Material for this task:
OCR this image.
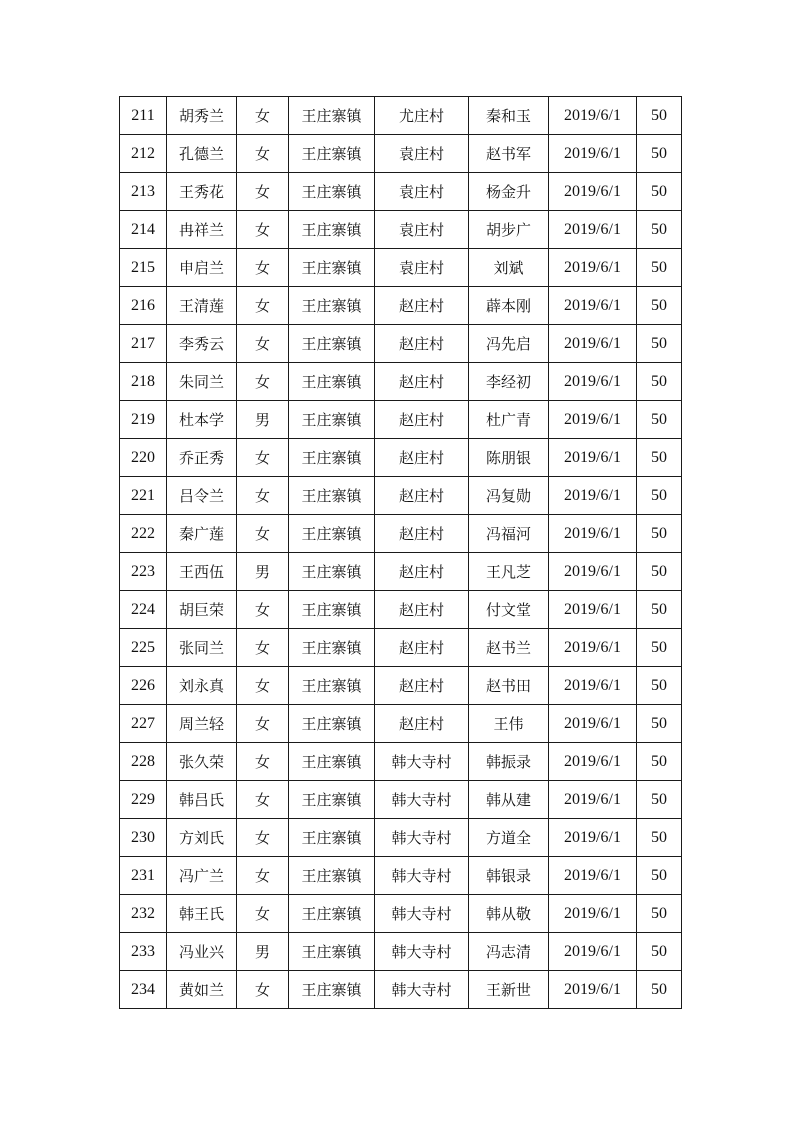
211	胡秀兰	女	王庄寨镇	尤庄村	秦和玉	2019/6/1	50
212	孔德兰	女	王庄寨镇	袁庄村	赵书军	2019/6/1	50
213	王秀花	女	王庄寨镇	袁庄村	杨金升	2019/6/1	50
214	冉祥兰	女	王庄寨镇	袁庄村	胡步广	2019/6/1	50
215	申启兰	女	王庄寨镇	袁庄村	刘斌	2019/6/1	50
216	王清莲	女	王庄寨镇	赵庄村	薜本刚	2019/6/1	50
217	李秀云	女	王庄寨镇	赵庄村	冯先启	2019/6/1	50
218	朱同兰	女	王庄寨镇	赵庄村	李经初	2019/6/1	50
219	杜本学	男	王庄寨镇	赵庄村	杜广青	2019/6/1	50
220	乔正秀	女	王庄寨镇	赵庄村	陈朋银	2019/6/1	50
221	吕令兰	女	王庄寨镇	赵庄村	冯复勋	2019/6/1	50
222	秦广莲	女	王庄寨镇	赵庄村	冯福河	2019/6/1	50
223	王西伍	男	王庄寨镇	赵庄村	王凡芝	2019/6/1	50
224	胡巨荣	女	王庄寨镇	赵庄村	付文堂	2019/6/1	50
225	张同兰	女	王庄寨镇	赵庄村	赵书兰	2019/6/1	50
226	刘永真	女	王庄寨镇	赵庄村	赵书田	2019/6/1	50
227	周兰轻	女	王庄寨镇	赵庄村	王伟	2019/6/1	50
228	张久荣	女	王庄寨镇	韩大寺村	韩振录	2019/6/1	50
229	韩吕氏	女	王庄寨镇	韩大寺村	韩从建	2019/6/1	50
230	方刘氏	女	王庄寨镇	韩大寺村	方道全	2019/6/1	50
231	冯广兰	女	王庄寨镇	韩大寺村	韩银录	2019/6/1	50
232	韩王氏	女	王庄寨镇	韩大寺村	韩从敬	2019/6/1	50
233	冯业兴	男	王庄寨镇	韩大寺村	冯志清	2019/6/1	50
234	黄如兰	女	王庄寨镇	韩大寺村	王新世	2019/6/1	50
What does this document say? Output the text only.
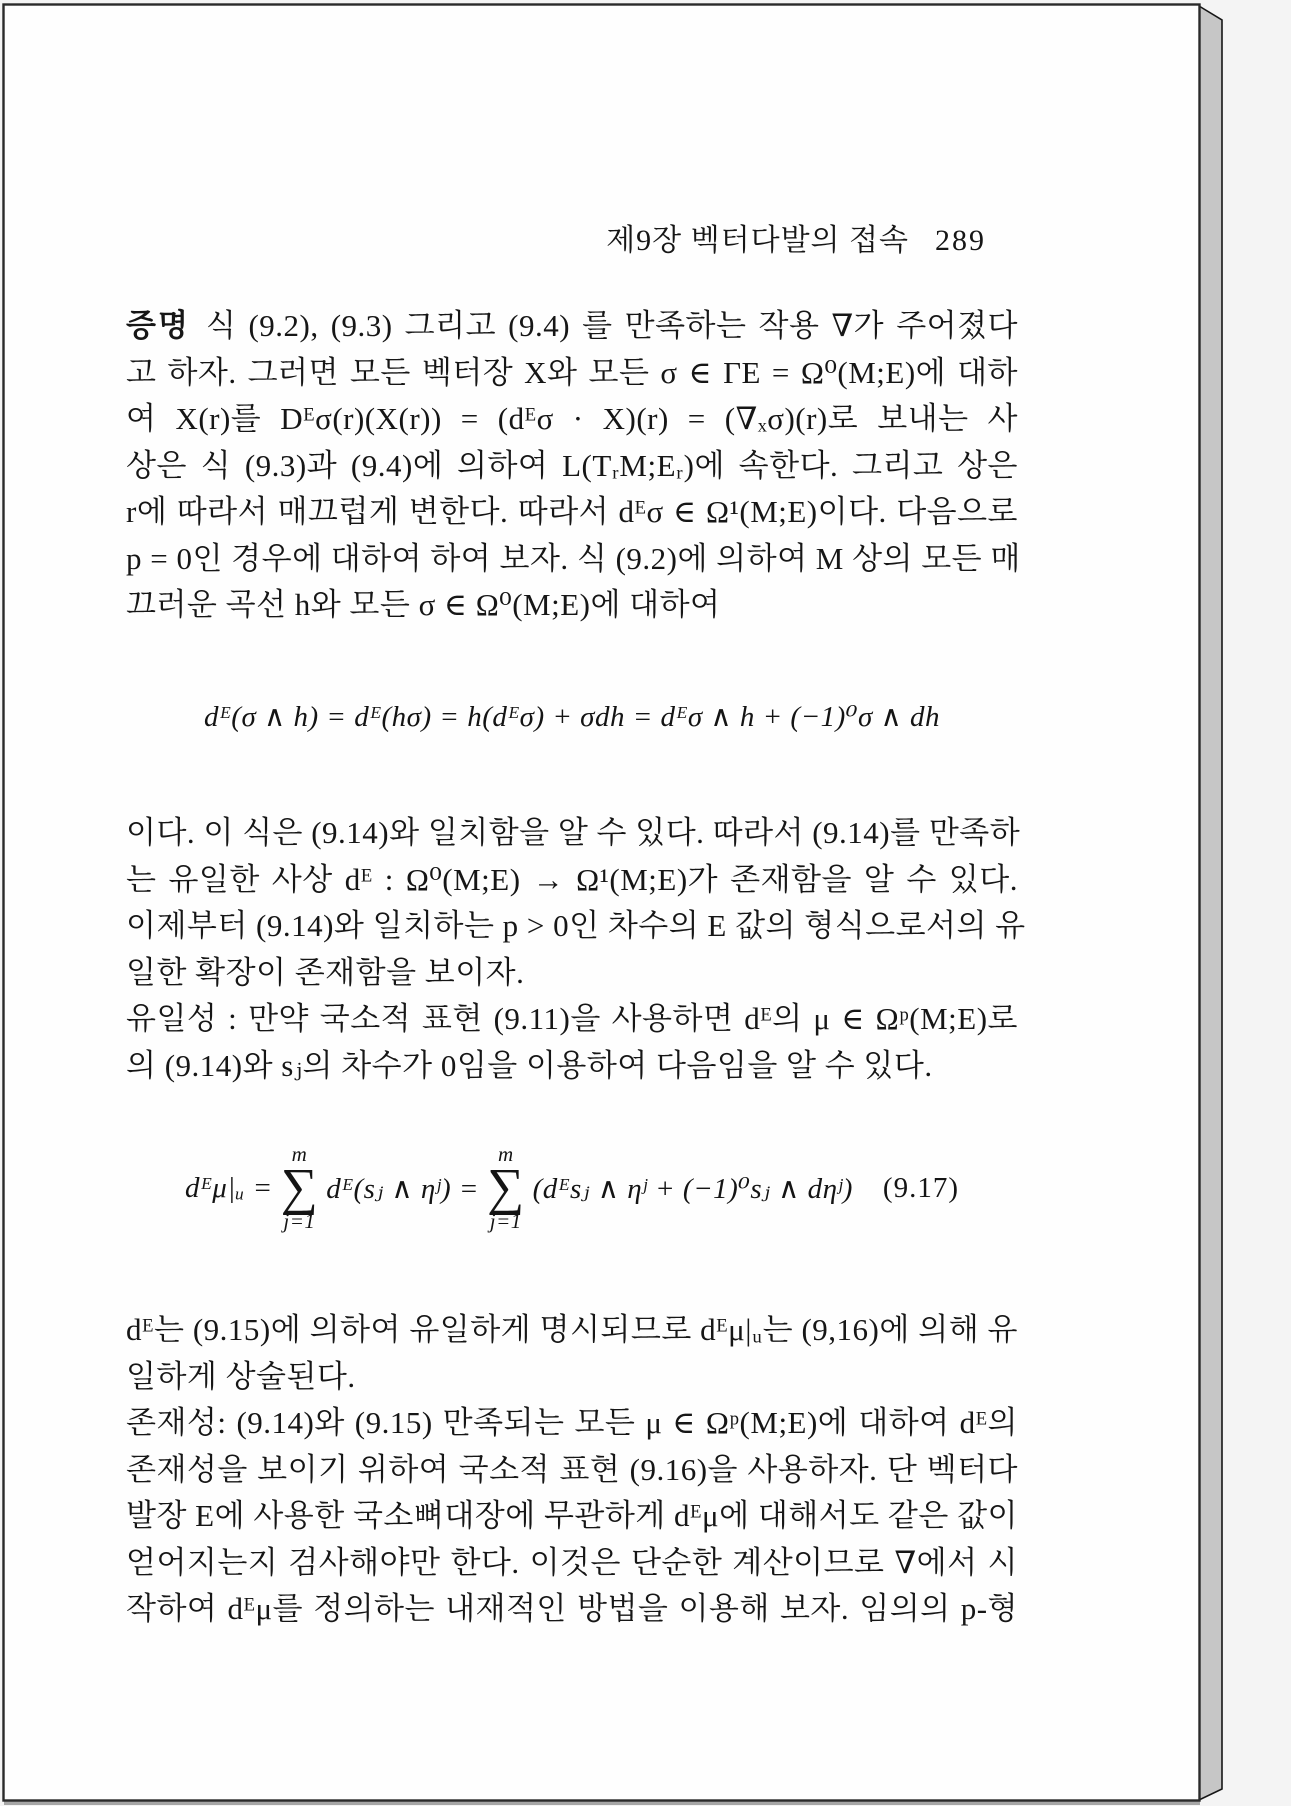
제9장 벡터다발의 접속 289
증명 식 (9.2), (9.3) 그리고 (9.4) 를 만족하는 작용 ∇가 주어졌다
고 하자. 그러면 모든 벡터장 X와 모든 σ ∈ ΓE = Ω⁰(M;E)에 대하
여 X(r)를 Dᴱσ(r)(X(r)) = (dᴱσ · X)(r) = (∇ₓσ)(r)로 보내는 사
상은 식 (9.3)과 (9.4)에 의하여 L(TᵣM;Eᵣ)에 속한다. 그리고 상은
r에 따라서 매끄럽게 변한다. 따라서 dᴱσ ∈ Ω¹(M;E)이다. 다음으로
p = 0인 경우에 대하여 하여 보자. 식 (9.2)에 의하여 M 상의 모든 매
끄러운 곡선 h와 모든 σ ∈ Ω⁰(M;E)에 대하여
dᴱ(σ ∧ h) = dᴱ(hσ) = h(dᴱσ) + σdh = dᴱσ ∧ h + (−1)⁰σ ∧ dh
이다. 이 식은 (9.14)와 일치함을 알 수 있다. 따라서 (9.14)를 만족하
는 유일한 사상 dᴱ : Ω⁰(M;E) → Ω¹(M;E)가 존재함을 알 수 있다.
이제부터 (9.14)와 일치하는 p > 0인 차수의 E 값의 형식으로서의 유
일한 확장이 존재함을 보이자.
유일성 : 만약 국소적 표현 (9.11)을 사용하면 dᴱ의 μ ∈ Ωᵖ(M;E)로
의 (9.14)와 sⱼ의 차수가 0임을 이용하여 다음임을 알 수 있다.
dᴱμ|ᵤ =
m
∑
j=1
dᴱ(sⱼ ∧ ηʲ) =
m
∑
j=1
(dᴱsⱼ ∧ ηʲ + (−1)⁰sⱼ ∧ dηʲ) (9.17)
dᴱ는 (9.15)에 의하여 유일하게 명시되므로 dᴱμ|ᵤ는 (9,16)에 의해 유
일하게 상술된다.
존재성: (9.14)와 (9.15) 만족되는 모든 μ ∈ Ωᵖ(M;E)에 대하여 dᴱ의
존재성을 보이기 위하여 국소적 표현 (9.16)을 사용하자. 단 벡터다
발장 E에 사용한 국소뼈대장에 무관하게 dᴱμ에 대해서도 같은 값이
얻어지는지 검사해야만 한다. 이것은 단순한 계산이므로 ∇에서 시
작하여 dᴱμ를 정의하는 내재적인 방법을 이용해 보자. 임의의 p-형
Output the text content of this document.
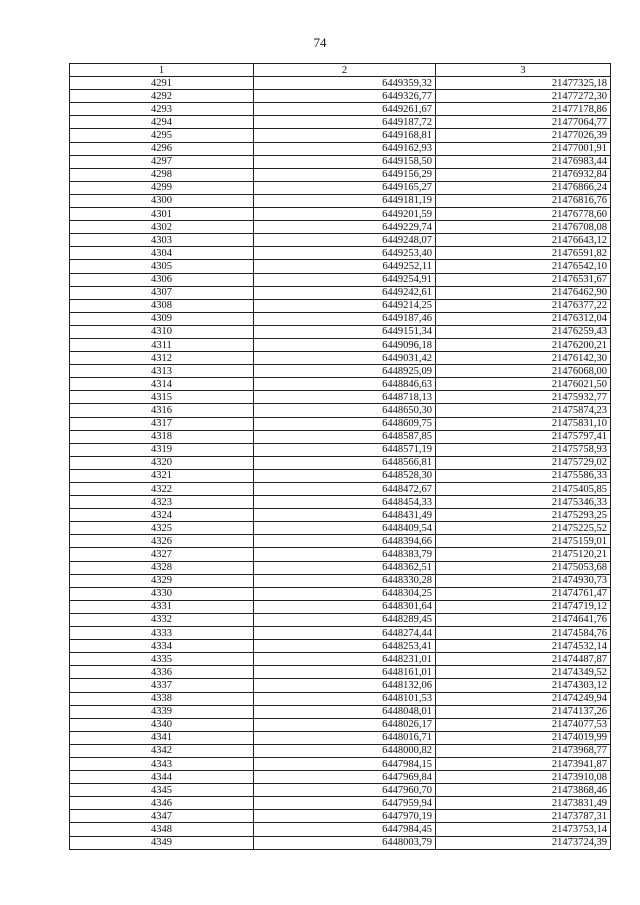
74
1	2	3
4291	6449359,32	21477325,18
4292	6449326,77	21477272,30
4293	6449261,67	21477178,86
4294	6449187,72	21477064,77
4295	6449168,81	21477026,39
4296	6449162,93	21477001,91
4297	6449158,50	21476983,44
4298	6449156,29	21476932,84
4299	6449165,27	21476866,24
4300	6449181,19	21476816,76
4301	6449201,59	21476778,60
4302	6449229,74	21476708,08
4303	6449248,07	21476643,12
4304	6449253,40	21476591,82
4305	6449252,11	21476542,10
4306	6449254,91	21476531,67
4307	6449242,61	21476462,90
4308	6449214,25	21476377,22
4309	6449187,46	21476312,04
4310	6449151,34	21476259,43
4311	6449096,18	21476200,21
4312	6449031,42	21476142,30
4313	6448925,09	21476068,00
4314	6448846,63	21476021,50
4315	6448718,13	21475932,77
4316	6448650,30	21475874,23
4317	6448609,75	21475831,10
4318	6448587,85	21475797,41
4319	6448571,19	21475758,93
4320	6448566,81	21475729,02
4321	6448528,30	21475586,33
4322	6448472,67	21475405,85
4323	6448454,33	21475346,33
4324	6448431,49	21475293,25
4325	6448409,54	21475225,52
4326	6448394,66	21475159,01
4327	6448383,79	21475120,21
4328	6448362,51	21475053,68
4329	6448330,28	21474930,73
4330	6448304,25	21474761,47
4331	6448301,64	21474719,12
4332	6448289,45	21474641,76
4333	6448274,44	21474584,76
4334	6448253,41	21474532,14
4335	6448231,01	21474487,87
4336	6448161,01	21474349,52
4337	6448132,06	21474303,12
4338	6448101,53	21474249,94
4339	6448048,01	21474137,26
4340	6448026,17	21474077,53
4341	6448016,71	21474019,99
4342	6448000,82	21473968,77
4343	6447984,15	21473941,87
4344	6447969,84	21473910,08
4345	6447960,70	21473868,46
4346	6447959,94	21473831,49
4347	6447970,19	21473787,31
4348	6447984,45	21473753,14
4349	6448003,79	21473724,39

Task directions: Select from the material above each line in which the string "존재함을" appears, and list those lines.

Result of the exercise:
는 유일한 사상 dᴱ : Ω⁰(M;E) → Ω¹(M;E)가 존재함을 알 수 있다.
일한 확장이 존재함을 보이자.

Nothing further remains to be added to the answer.